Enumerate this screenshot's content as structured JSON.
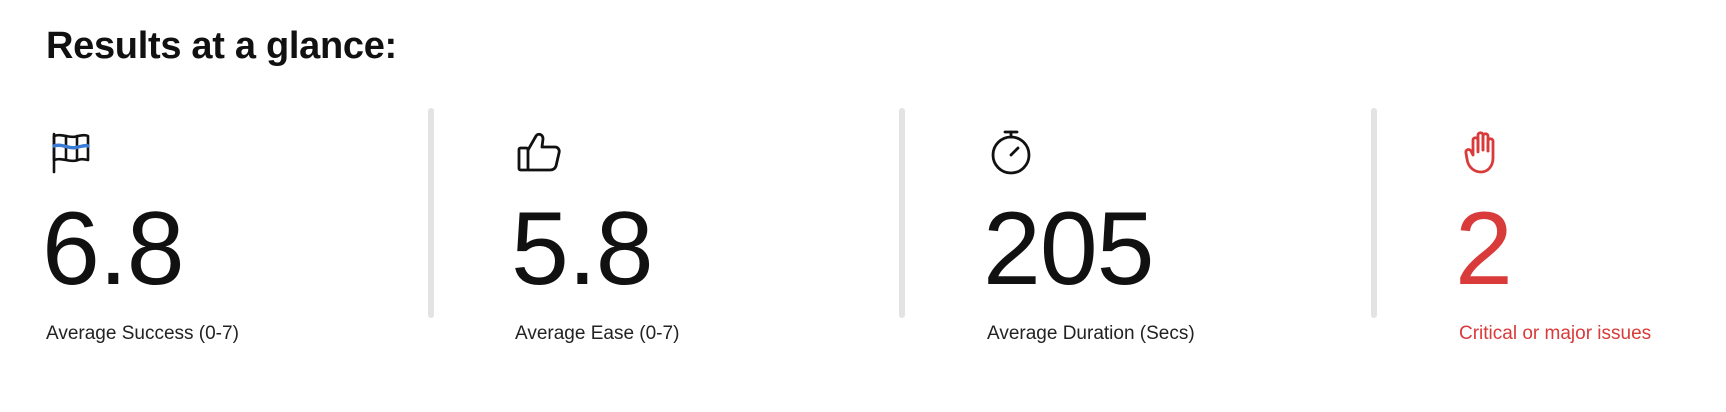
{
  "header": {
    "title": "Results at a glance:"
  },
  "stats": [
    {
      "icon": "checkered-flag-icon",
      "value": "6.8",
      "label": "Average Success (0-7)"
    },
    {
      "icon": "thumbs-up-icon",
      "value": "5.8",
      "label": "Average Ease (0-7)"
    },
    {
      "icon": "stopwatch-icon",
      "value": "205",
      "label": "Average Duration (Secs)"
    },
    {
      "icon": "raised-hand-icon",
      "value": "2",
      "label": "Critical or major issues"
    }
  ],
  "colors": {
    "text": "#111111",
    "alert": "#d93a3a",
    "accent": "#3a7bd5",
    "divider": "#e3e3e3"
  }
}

• **WRITTEN PROBLEM**:
Tally up the lines in the records containing the word "Average", then give the count and nothing else.

• **RIGHT ANSWER**:
3